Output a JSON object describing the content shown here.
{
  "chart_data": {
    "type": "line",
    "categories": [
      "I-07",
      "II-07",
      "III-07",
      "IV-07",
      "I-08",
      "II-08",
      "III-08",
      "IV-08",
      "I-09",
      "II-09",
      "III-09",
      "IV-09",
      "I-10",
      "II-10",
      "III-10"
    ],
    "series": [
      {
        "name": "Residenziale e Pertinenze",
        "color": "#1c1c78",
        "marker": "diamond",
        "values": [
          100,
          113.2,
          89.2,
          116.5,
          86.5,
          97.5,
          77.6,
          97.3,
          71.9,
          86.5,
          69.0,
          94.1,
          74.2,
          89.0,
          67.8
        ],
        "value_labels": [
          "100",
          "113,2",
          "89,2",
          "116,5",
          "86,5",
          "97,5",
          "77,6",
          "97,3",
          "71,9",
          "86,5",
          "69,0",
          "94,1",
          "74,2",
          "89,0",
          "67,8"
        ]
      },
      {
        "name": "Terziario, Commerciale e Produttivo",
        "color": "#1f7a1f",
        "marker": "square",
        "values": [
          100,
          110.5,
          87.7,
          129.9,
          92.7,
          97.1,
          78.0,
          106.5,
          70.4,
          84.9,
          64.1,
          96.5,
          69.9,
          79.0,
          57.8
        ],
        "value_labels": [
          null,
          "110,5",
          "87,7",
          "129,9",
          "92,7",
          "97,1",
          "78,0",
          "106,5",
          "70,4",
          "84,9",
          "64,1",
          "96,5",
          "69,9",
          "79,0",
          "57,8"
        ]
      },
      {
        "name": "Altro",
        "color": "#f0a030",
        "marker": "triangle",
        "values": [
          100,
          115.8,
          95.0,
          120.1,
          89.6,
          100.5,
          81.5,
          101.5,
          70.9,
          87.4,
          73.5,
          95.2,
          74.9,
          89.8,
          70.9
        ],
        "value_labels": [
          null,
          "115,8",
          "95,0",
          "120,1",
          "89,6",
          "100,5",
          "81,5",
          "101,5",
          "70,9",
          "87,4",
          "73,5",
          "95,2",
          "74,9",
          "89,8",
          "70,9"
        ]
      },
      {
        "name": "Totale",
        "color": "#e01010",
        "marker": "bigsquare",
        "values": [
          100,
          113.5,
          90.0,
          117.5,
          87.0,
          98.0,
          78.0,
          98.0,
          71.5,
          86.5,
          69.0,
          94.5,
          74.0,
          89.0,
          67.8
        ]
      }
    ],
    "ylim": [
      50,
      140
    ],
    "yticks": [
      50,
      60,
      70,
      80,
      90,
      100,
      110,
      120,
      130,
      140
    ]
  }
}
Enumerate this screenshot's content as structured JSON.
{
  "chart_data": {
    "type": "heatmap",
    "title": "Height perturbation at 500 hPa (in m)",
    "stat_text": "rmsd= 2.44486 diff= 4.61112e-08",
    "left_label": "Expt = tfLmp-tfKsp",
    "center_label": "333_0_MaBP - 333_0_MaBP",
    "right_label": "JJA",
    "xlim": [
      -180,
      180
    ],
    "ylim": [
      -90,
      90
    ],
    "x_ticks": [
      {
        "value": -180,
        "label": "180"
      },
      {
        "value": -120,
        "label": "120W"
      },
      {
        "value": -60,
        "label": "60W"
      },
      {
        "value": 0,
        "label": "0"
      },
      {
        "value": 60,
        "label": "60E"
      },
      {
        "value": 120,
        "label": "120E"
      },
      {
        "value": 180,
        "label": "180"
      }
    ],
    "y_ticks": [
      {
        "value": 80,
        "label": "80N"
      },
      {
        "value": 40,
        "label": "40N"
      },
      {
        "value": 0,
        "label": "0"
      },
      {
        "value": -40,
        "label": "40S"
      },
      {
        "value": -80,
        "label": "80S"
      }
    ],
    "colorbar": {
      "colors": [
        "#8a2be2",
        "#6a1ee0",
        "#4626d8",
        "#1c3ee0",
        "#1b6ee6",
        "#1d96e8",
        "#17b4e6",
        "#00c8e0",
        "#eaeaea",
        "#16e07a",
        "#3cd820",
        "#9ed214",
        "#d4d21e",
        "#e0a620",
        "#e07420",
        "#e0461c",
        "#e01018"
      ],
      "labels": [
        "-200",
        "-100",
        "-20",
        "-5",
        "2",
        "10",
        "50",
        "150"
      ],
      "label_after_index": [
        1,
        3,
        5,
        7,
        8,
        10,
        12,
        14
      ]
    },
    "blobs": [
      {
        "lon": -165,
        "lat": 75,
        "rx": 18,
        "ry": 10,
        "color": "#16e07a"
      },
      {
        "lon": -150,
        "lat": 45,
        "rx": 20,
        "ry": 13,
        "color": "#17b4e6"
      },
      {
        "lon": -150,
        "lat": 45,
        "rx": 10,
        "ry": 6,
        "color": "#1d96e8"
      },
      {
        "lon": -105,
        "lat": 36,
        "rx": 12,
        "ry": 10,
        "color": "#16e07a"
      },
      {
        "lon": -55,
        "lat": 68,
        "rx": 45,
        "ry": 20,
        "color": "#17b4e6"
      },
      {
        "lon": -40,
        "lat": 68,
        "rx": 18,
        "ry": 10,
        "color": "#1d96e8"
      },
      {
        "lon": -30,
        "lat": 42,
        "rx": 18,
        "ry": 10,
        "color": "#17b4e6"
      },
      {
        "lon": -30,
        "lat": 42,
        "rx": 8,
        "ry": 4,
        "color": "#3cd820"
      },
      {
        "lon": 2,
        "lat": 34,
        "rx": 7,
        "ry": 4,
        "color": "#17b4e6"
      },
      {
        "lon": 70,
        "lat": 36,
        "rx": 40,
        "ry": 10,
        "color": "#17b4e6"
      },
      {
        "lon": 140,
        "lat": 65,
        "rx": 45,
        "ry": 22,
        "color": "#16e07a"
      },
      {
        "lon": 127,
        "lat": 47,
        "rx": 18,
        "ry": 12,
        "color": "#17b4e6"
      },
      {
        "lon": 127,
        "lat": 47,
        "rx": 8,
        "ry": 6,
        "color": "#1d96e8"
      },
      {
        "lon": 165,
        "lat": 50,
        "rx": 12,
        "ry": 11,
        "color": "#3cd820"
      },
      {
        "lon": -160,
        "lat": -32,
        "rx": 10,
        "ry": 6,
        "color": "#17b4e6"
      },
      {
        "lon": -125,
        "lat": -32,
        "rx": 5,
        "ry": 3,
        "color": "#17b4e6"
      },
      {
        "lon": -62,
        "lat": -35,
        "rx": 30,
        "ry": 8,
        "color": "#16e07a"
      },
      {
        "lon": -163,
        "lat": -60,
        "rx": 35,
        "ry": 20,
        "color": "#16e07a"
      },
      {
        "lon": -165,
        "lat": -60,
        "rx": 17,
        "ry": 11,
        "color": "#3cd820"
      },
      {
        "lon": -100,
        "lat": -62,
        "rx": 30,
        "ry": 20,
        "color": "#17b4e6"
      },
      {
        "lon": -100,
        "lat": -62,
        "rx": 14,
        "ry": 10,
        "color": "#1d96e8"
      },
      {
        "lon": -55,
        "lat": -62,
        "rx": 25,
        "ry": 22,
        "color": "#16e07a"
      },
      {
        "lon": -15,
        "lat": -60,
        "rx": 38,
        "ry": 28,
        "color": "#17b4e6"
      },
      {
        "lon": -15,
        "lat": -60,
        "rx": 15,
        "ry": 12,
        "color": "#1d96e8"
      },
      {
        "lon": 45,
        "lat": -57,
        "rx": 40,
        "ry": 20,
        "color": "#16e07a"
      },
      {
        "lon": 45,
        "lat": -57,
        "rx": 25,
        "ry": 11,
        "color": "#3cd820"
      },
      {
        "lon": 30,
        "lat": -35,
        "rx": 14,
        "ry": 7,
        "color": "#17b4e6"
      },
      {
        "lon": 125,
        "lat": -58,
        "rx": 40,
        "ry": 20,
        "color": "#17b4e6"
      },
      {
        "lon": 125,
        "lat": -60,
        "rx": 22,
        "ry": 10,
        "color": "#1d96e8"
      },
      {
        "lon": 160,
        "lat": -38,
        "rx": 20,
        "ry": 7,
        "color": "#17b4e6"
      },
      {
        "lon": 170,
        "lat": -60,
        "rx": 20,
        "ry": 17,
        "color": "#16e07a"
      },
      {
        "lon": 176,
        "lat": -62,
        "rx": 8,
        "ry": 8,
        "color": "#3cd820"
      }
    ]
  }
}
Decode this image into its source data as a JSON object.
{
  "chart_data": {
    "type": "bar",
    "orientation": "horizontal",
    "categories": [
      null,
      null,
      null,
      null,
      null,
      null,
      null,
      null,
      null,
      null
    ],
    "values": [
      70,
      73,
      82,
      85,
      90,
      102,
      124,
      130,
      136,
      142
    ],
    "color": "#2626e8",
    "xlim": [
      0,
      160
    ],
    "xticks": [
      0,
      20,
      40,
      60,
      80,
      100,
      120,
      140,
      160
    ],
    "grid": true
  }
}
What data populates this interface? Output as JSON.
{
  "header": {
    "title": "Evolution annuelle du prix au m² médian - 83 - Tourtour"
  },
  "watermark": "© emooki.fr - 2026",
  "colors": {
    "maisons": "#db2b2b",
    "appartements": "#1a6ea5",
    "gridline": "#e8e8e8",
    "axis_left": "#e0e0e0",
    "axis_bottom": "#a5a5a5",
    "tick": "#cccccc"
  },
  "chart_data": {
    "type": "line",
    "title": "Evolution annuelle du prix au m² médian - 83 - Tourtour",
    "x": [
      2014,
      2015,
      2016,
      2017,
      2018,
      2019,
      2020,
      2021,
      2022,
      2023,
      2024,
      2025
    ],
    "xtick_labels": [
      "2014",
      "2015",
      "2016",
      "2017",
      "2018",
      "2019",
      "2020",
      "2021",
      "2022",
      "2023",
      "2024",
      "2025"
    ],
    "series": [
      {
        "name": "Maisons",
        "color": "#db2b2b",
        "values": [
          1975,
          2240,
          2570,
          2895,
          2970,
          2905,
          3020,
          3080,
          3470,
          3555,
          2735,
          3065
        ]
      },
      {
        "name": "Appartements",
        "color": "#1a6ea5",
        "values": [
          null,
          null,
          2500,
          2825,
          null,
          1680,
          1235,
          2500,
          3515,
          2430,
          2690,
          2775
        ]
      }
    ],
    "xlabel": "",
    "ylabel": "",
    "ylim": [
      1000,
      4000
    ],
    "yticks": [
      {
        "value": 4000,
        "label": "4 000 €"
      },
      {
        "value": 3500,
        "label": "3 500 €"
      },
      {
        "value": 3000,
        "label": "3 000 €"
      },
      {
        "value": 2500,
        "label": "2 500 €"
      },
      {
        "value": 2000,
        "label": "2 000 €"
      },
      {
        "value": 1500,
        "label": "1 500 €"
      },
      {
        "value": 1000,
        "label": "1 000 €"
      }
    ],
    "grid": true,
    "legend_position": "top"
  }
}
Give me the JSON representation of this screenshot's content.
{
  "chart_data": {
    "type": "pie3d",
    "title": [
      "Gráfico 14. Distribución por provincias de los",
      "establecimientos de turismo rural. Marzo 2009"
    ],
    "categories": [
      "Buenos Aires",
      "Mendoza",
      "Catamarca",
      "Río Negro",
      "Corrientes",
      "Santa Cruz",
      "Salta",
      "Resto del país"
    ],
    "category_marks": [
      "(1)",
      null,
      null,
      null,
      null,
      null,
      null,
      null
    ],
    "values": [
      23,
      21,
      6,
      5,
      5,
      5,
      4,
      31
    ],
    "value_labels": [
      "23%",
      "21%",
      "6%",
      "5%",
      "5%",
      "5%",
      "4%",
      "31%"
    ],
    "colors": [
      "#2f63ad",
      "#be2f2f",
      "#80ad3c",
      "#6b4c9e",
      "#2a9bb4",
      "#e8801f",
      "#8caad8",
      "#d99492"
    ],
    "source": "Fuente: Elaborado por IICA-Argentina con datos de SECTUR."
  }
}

——————————

■ WHAT NEEDS TO BE DONE
From the line containing "Give me the" through the final line of the listing above, retype every line exactly; leave out everything else.

■ SOLUTION TO THE EXERCISE
Give me the JSON representation of this screenshot's content.
{
  "chart_data": {
    "type": "pie3d",
    "title": [
      "Gráfico 14. Distribución por provincias de los",
      "establecimientos de turismo rural. Marzo 2009"
    ],
    "categories": [
      "Buenos Aires",
      "Mendoza",
      "Catamarca",
      "Río Negro",
      "Corrientes",
      "Santa Cruz",
      "Salta",
      "Resto del país"
    ],
    "category_marks": [
      "(1)",
      null,
      null,
      null,
      null,
      null,
      null,
      null
    ],
    "values": [
      23,
      21,
      6,
      5,
      5,
      5,
      4,
      31
    ],
    "value_labels": [
      "23%",
      "21%",
      "6%",
      "5%",
      "5%",
      "5%",
      "4%",
      "31%"
    ],
    "colors": [
      "#2f63ad",
      "#be2f2f",
      "#80ad3c",
      "#6b4c9e",
      "#2a9bb4",
      "#e8801f",
      "#8caad8",
      "#d99492"
    ],
    "source": "Fuente: Elaborado por IICA-Argentina con datos de SECTUR."
  }
}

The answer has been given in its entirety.